> Work required
Quote the listing below in its entirety.

## begin Records for the exercise

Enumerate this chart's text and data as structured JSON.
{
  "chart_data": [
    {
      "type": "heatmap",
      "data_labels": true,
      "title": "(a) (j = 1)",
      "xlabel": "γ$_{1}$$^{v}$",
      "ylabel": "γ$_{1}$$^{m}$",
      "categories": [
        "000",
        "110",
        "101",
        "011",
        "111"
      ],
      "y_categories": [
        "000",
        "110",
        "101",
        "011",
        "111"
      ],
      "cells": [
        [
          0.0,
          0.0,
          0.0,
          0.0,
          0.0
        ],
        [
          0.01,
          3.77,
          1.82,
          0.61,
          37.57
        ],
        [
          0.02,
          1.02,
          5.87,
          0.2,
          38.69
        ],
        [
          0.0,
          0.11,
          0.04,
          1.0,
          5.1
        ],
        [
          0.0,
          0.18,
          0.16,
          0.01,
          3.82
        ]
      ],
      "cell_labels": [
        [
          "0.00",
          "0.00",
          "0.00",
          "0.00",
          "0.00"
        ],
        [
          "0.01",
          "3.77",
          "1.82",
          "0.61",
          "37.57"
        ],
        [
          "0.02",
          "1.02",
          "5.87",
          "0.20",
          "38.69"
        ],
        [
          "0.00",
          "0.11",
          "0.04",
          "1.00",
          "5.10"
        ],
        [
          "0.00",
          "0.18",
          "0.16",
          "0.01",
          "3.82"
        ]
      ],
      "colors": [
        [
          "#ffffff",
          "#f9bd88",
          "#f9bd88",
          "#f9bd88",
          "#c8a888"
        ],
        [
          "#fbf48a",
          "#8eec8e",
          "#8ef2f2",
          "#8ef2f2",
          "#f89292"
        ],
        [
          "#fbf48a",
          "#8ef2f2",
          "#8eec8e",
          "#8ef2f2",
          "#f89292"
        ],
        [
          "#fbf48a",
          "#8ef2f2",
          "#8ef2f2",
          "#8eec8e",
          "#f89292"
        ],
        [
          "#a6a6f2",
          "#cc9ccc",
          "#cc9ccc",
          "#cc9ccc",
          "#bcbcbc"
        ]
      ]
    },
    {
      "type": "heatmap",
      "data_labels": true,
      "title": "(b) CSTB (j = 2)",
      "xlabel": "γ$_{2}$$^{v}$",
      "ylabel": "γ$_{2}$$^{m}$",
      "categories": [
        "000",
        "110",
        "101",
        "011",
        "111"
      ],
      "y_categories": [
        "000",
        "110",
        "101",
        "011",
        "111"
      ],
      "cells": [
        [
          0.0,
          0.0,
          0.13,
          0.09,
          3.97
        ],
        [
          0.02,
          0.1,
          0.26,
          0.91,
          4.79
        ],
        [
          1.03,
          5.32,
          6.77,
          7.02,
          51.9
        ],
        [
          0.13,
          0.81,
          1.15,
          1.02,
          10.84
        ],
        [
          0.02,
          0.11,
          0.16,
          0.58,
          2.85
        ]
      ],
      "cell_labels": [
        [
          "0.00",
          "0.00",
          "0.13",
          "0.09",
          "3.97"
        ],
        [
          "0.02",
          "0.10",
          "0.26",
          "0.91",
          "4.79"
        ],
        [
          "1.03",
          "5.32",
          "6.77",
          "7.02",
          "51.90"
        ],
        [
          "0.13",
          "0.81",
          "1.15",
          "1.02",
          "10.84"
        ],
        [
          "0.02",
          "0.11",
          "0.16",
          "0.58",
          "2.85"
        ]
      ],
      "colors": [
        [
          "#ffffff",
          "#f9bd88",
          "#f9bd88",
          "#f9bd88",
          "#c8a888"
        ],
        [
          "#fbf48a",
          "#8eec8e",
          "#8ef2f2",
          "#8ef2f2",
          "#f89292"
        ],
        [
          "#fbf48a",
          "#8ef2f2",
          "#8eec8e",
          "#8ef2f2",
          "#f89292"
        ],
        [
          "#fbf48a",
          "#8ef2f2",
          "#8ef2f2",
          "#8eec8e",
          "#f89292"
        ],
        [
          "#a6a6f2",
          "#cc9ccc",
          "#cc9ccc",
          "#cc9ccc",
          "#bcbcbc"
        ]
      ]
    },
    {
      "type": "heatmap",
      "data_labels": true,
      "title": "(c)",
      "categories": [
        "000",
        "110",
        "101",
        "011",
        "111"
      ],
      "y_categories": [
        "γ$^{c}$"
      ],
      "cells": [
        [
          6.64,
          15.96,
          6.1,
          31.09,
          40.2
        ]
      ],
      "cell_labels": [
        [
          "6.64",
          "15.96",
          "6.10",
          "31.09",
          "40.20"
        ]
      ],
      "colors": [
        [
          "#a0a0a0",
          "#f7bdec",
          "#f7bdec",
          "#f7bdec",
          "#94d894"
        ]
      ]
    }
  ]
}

## end Records for the exercise

> Result for this task
Enumerate this chart's text and data as structured JSON.
{
  "chart_data": [
    {
      "type": "heatmap",
      "data_labels": true,
      "title": "(a) (j = 1)",
      "xlabel": "γ$_{1}$$^{v}$",
      "ylabel": "γ$_{1}$$^{m}$",
      "categories": [
        "000",
        "110",
        "101",
        "011",
        "111"
      ],
      "y_categories": [
        "000",
        "110",
        "101",
        "011",
        "111"
      ],
      "cells": [
        [
          0.0,
          0.0,
          0.0,
          0.0,
          0.0
        ],
        [
          0.01,
          3.77,
          1.82,
          0.61,
          37.57
        ],
        [
          0.02,
          1.02,
          5.87,
          0.2,
          38.69
        ],
        [
          0.0,
          0.11,
          0.04,
          1.0,
          5.1
        ],
        [
          0.0,
          0.18,
          0.16,
          0.01,
          3.82
        ]
      ],
      "cell_labels": [
        [
          "0.00",
          "0.00",
          "0.00",
          "0.00",
          "0.00"
        ],
        [
          "0.01",
          "3.77",
          "1.82",
          "0.61",
          "37.57"
        ],
        [
          "0.02",
          "1.02",
          "5.87",
          "0.20",
          "38.69"
        ],
        [
          "0.00",
          "0.11",
          "0.04",
          "1.00",
          "5.10"
        ],
        [
          "0.00",
          "0.18",
          "0.16",
          "0.01",
          "3.82"
        ]
      ],
      "colors": [
        [
          "#ffffff",
          "#f9bd88",
          "#f9bd88",
          "#f9bd88",
          "#c8a888"
        ],
        [
          "#fbf48a",
          "#8eec8e",
          "#8ef2f2",
          "#8ef2f2",
          "#f89292"
        ],
        [
          "#fbf48a",
          "#8ef2f2",
          "#8eec8e",
          "#8ef2f2",
          "#f89292"
        ],
        [
          "#fbf48a",
          "#8ef2f2",
          "#8ef2f2",
          "#8eec8e",
          "#f89292"
        ],
        [
          "#a6a6f2",
          "#cc9ccc",
          "#cc9ccc",
          "#cc9ccc",
          "#bcbcbc"
        ]
      ]
    },
    {
      "type": "heatmap",
      "data_labels": true,
      "title": "(b) CSTB (j = 2)",
      "xlabel": "γ$_{2}$$^{v}$",
      "ylabel": "γ$_{2}$$^{m}$",
      "categories": [
        "000",
        "110",
        "101",
        "011",
        "111"
      ],
      "y_categories": [
        "000",
        "110",
        "101",
        "011",
        "111"
      ],
      "cells": [
        [
          0.0,
          0.0,
          0.13,
          0.09,
          3.97
        ],
        [
          0.02,
          0.1,
          0.26,
          0.91,
          4.79
        ],
        [
          1.03,
          5.32,
          6.77,
          7.02,
          51.9
        ],
        [
          0.13,
          0.81,
          1.15,
          1.02,
          10.84
        ],
        [
          0.02,
          0.11,
          0.16,
          0.58,
          2.85
        ]
      ],
      "cell_labels": [
        [
          "0.00",
          "0.00",
          "0.13",
          "0.09",
          "3.97"
        ],
        [
          "0.02",
          "0.10",
          "0.26",
          "0.91",
          "4.79"
        ],
        [
          "1.03",
          "5.32",
          "6.77",
          "7.02",
          "51.90"
        ],
        [
          "0.13",
          "0.81",
          "1.15",
          "1.02",
          "10.84"
        ],
        [
          "0.02",
          "0.11",
          "0.16",
          "0.58",
          "2.85"
        ]
      ],
      "colors": [
        [
          "#ffffff",
          "#f9bd88",
          "#f9bd88",
          "#f9bd88",
          "#c8a888"
        ],
        [
          "#fbf48a",
          "#8eec8e",
          "#8ef2f2",
          "#8ef2f2",
          "#f89292"
        ],
        [
          "#fbf48a",
          "#8ef2f2",
          "#8eec8e",
          "#8ef2f2",
          "#f89292"
        ],
        [
          "#fbf48a",
          "#8ef2f2",
          "#8ef2f2",
          "#8eec8e",
          "#f89292"
        ],
        [
          "#a6a6f2",
          "#cc9ccc",
          "#cc9ccc",
          "#cc9ccc",
          "#bcbcbc"
        ]
      ]
    },
    {
      "type": "heatmap",
      "data_labels": true,
      "title": "(c)",
      "categories": [
        "000",
        "110",
        "101",
        "011",
        "111"
      ],
      "y_categories": [
        "γ$^{c}$"
      ],
      "cells": [
        [
          6.64,
          15.96,
          6.1,
          31.09,
          40.2
        ]
      ],
      "cell_labels": [
        [
          "6.64",
          "15.96",
          "6.10",
          "31.09",
          "40.20"
        ]
      ],
      "colors": [
        [
          "#a0a0a0",
          "#f7bdec",
          "#f7bdec",
          "#f7bdec",
          "#94d894"
        ]
      ]
    }
  ]
}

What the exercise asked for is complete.